**Dokumen:**

____

INDONESIA rupanya bertekad lain dari negeri-negeri
tetangganya, dalam perkara TV. Sebelum akhir 1976 menurut Dirjen
Radio-Televisi-Film drs. Sumadi, TV berwarna akan mengudara di
Indonesia. Dimulai dengan wilayah Jakarta dan sekitarnya. Hanya
mungkin tak terduga, bahwa reaksi terhadap niat pemerintah itu
timbul gencar, terutama lewat surat-syrat pembaca dan artikel di
harian Kompas pekan lalu.
Ide memperkenalkan TV berwarna itu dari fihak TVRI sebetulnya
tidak hanya baru-baru ini saja terdengar. Kira-kira semenjak
tiga tahun yang lalu sudah ada kabar persiapannya, Tapi
nampaknya suasana prihatin yang membayangi perekonomian
Indonesia belakangan ini, khususnya oleh beratnya krisis
Pertamina, begitu juga seruan pemerintah sendiri untuk "hidup
sederhana", menyebabkan reaksi itu lumayan keras -- dan meluas.
Drs. Jumadi memang membantah, bahwa adanya TV berwarna ini
nanti akan semakin memperlebar jurang antara yang mampu dengan
yang tak mampu. "Pemerintah tak akan pernah menyuruh orang
membeli televisi berwarna", kata Sumadi. Cuma, katanya pula,
yang mampu disilakan untuk membeli. Terhadap ucapan ini seorang
pembaca Kompas menulis, bahwa jalan pikiran Sumadi itu "dapat
juga dipakai untuk membela masuknya mobil-mobil mewah" -- yang
telah dilarang pemerintah. Nampaknya kesan tak dapat dielakkan,
bahwa televisi berwarna adalah sesuatu yang mewah, terlalu mewah
buat taraf Indonesia kini.
Betulkah? Sumadi, dalam jawabannya kepada pernyataan itu,
mengetengahkan bahwa proyek TV berwarna hanya mengambil 11%
dari anggaran pengembangan televisi di Indonesia. Ia juga
menyebutkan, bahwa harga pesawat TV berwarna 14 inci di luar
negeri dewasa ini adalah AS $ 300 atau Rp 125.000 -- agaknya
buat membantah catatan Kompas bahwa harga itu di Indonesia
mencapai Rp 600.000. Singkatnya, hendak dikesankan bahwa proyek
TV berwarna itu sebetulnya tidak semahal dan semewah seperti
yang dibayangkan.
Korea Selatan: Tidak
Pemerintah Malaysia berpendapat lain. Menurut majalah komunikasi
Medit yang terbit di Hongkong Desember yang lalu, Malaysia
telah mengundurkan niatnya ber-TV-warna sampai 1977 -- dan
itupun masih kira-kira. Setelah membangun dua stasiun bumi untuk
satelit komunikasi dengan biaya AS $ 5 juta, serta harus menyewa
satelit Intelstat III tiap tahunnya AS $ 2,5 juta, Malaysia
merasa terlampau berat bebannya buat ikut pakai TV berwarna.

____

**Kerjakan berikut ini:**
1) Ketik ulang bagian artikel tentang TV berwarna, mulai dari "INDONESIA rupanya bertekad" dan terus sampai "Kompas pekan lalu.".
2) Bisakah Anda meringkas artikel tentang TV berwarna ini dalam dua kalimat?
3) Lanjutkan artikel tentang TV berwarna ini, mulai setelah kalimat terakhir yang tercantum.

____

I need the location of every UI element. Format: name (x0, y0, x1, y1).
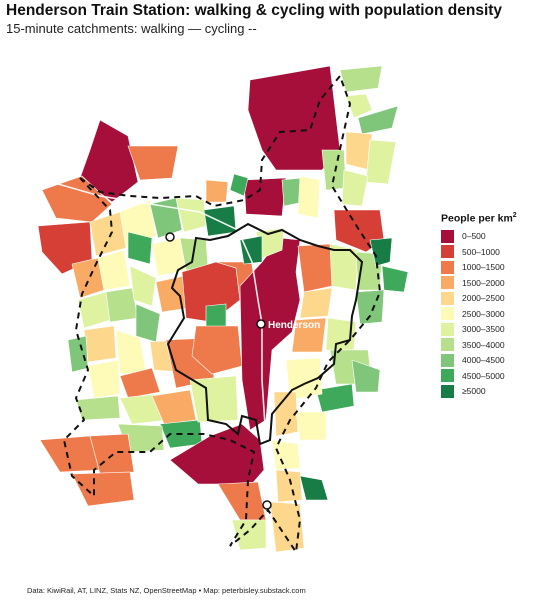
legend-rows: 0–500 500–1000 1000–1500 1500–2000 2000–2500… (441, 229, 531, 400)
legend-swatch (441, 353, 454, 367)
area-unit (41, 175, 113, 223)
legend-item: 2000–2500 (441, 291, 531, 307)
area-unit (87, 359, 121, 399)
area-unit (275, 469, 303, 503)
railway-line (29, 175, 271, 561)
area-unit (75, 395, 121, 421)
area-unit (345, 93, 373, 119)
area-unit (365, 139, 397, 185)
map-subtitle: 15-minute catchments: walking — cycling … (6, 21, 257, 36)
station-marker (165, 232, 175, 242)
legend: People per km2 0–500 500–1000 1000–1500 150… (441, 212, 531, 399)
area-unit (191, 325, 243, 375)
legend-swatch (441, 260, 454, 274)
area-unit (369, 237, 393, 267)
legend-label: 0–500 (462, 231, 486, 242)
legend-label: 3500–4000 (462, 339, 505, 350)
area-unit (129, 265, 157, 307)
map-title: Henderson Train Station: walking & cycli… (6, 2, 503, 19)
area-unit (79, 119, 139, 203)
legend-item: 3500–4000 (441, 337, 531, 353)
legend-title: People per km2 (441, 212, 517, 225)
area-unit (127, 231, 153, 265)
area-unit (229, 173, 249, 197)
area-unit (351, 359, 381, 393)
area-unit (83, 325, 117, 363)
legend-item: 3000–3500 (441, 322, 531, 338)
area-unit (297, 243, 333, 293)
area-unit (321, 149, 347, 191)
area-unit (247, 65, 341, 171)
legend-label: 2500–3000 (462, 308, 505, 319)
area-unit (135, 303, 161, 343)
area-unit (355, 289, 385, 325)
area-unit (299, 287, 333, 319)
area-unit (269, 501, 305, 553)
legend-swatch (441, 322, 454, 336)
legend-item: 0–500 (441, 229, 531, 245)
legend-item: 1000–1500 (441, 260, 531, 276)
area-unit (339, 65, 383, 93)
area-unit (97, 249, 131, 291)
legend-item: 4000–4500 (441, 353, 531, 369)
legend-label: 2000–2500 (462, 293, 505, 304)
area-unit (217, 481, 267, 521)
legend-swatch (441, 338, 454, 352)
area-unit (329, 243, 359, 291)
legend-label: 4000–4500 (462, 355, 505, 366)
legend-item: 500–1000 (441, 244, 531, 260)
walking-catchment (166, 222, 364, 446)
area-unit (71, 471, 135, 507)
area-unit (243, 177, 287, 217)
area-unit (67, 335, 89, 373)
area-unit (297, 175, 321, 219)
area-unit (205, 179, 229, 203)
legend-swatch (441, 291, 454, 305)
legend-label: 1500–2000 (462, 277, 505, 288)
legend-label: 3000–3500 (462, 324, 505, 335)
station-label-henderson: Henderson (268, 320, 320, 331)
legend-item: 1500–2000 (441, 275, 531, 291)
area-unit (291, 317, 327, 353)
area-unit (77, 291, 111, 329)
station-marker-henderson (256, 319, 266, 329)
area-unit (175, 197, 207, 233)
legend-swatch (441, 369, 454, 383)
legend-swatch (441, 245, 454, 259)
area-unit (271, 439, 301, 471)
legend-label: ≥5000 (462, 386, 486, 397)
area-unit (239, 235, 263, 265)
legend-item: 2500–3000 (441, 306, 531, 322)
area-unit (299, 475, 329, 501)
area-unit (151, 389, 197, 425)
station-marker (262, 500, 272, 510)
legend-item: 4500–5000 (441, 368, 531, 384)
legend-label: 500–1000 (462, 246, 500, 257)
legend-item: ≥5000 (441, 384, 531, 400)
legend-swatch (441, 307, 454, 321)
area-unit (357, 105, 399, 135)
legend-swatch (441, 229, 454, 243)
area-unit (119, 367, 161, 399)
area-unit (169, 423, 265, 487)
map-caption: Data: KiwiRail, AT, LINZ, Stats NZ, Open… (27, 586, 306, 595)
area-unit (189, 375, 239, 423)
area-unit (295, 411, 327, 441)
area-unit (127, 145, 179, 181)
legend-swatch (441, 276, 454, 290)
area-unit (315, 383, 355, 413)
legend-label: 1000–1500 (462, 262, 505, 273)
legend-label: 4500–5000 (462, 370, 505, 381)
area-unit (341, 169, 369, 207)
area-unit (381, 265, 409, 293)
legend-swatch (441, 384, 454, 398)
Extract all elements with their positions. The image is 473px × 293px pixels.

____

**Sebagai tanggapan:**
1)
INDONESIA rupanya bertekad lain dari negeri-negeri
tetangganya, dalam perkara TV. Sebelum akhir 1976 menurut Dirjen
Radio-Televisi-Film drs. Sumadi, TV berwarna akan mengudara di
Indonesia. Dimulai dengan wilayah Jakarta dan sekitarnya. Hanya
mungkin tak terduga, bahwa reaksi terhadap niat pemerintah itu
timbul gencar, terutama lewat surat-syrat pembaca dan artikel di
harian Kompas pekan lalu.

2) Pemerintah Indonesia berniat menyiarkan TV berwarna sebelum akhir 1976, dimulai dari Jakarta dan sekitarnya, tetapi niat itu memicu reaksi yang cukup keras dan meluas karena TV berwarna dianggap terlalu mewah bagi Indonesia saat ini. Dirjen Radio-Televisi-Film Sumadi menjawab bahwa proyek itu hanya mengambil 11% dari anggaran pengembangan televisi, sedangkan Malaysia mengundurkan niatnya ber-TV-warna sampai 1977 karena merasa bebannya terlampau berat.

3)
Sumber-sumber yang mengetahui menaksir bahwa pergantian ke warna
itu akan makan AS $ 30 juta. Ini bertentangan dengan kampanye
penghematan yang dilancarkan di sana, selama menghadapi resesi
dunia kini. Meskipun CNP per kapita Malaysia kira-kira 3 kali
Indonesia, orang sana nampaknya ingin berhati-hati.
Dan juga Korea Selatan -- negara terkaya di Asia nomor 5
setelah-Jepang, Singapura, Hongkong dan Taiwan. Korea Selatan
memproduksi pesawat TV berwarna. Tapi tak dipergunakan sendiri,
mungkin sampai dengan tahun ini. Itupun kalau jadi, terbatas.
Menurut rencana, jaringan TV pemerintah dan stasiun Angkatan
Perang AS yang ada di sana akan mulai pakai warna 1976 ini,
dengan catatan: stasiun punya pemerintah, akan diawasi oleh
Kementerian Pendidikan, acara warnanya hanya yang bersifat
pengajaran dan terutama untuk maisiswa. Sementara itu Presiden
Park Chung-lee nampaknya tidak setuju dengan pemakaian TV
berwarna di negerinya. Ia bahkan menginstruksikan agar
memperlambat rencana TV berwarna. Ini mungkin menyebabkan
program-program Kementerian Pendidikan juga harus distop dulu.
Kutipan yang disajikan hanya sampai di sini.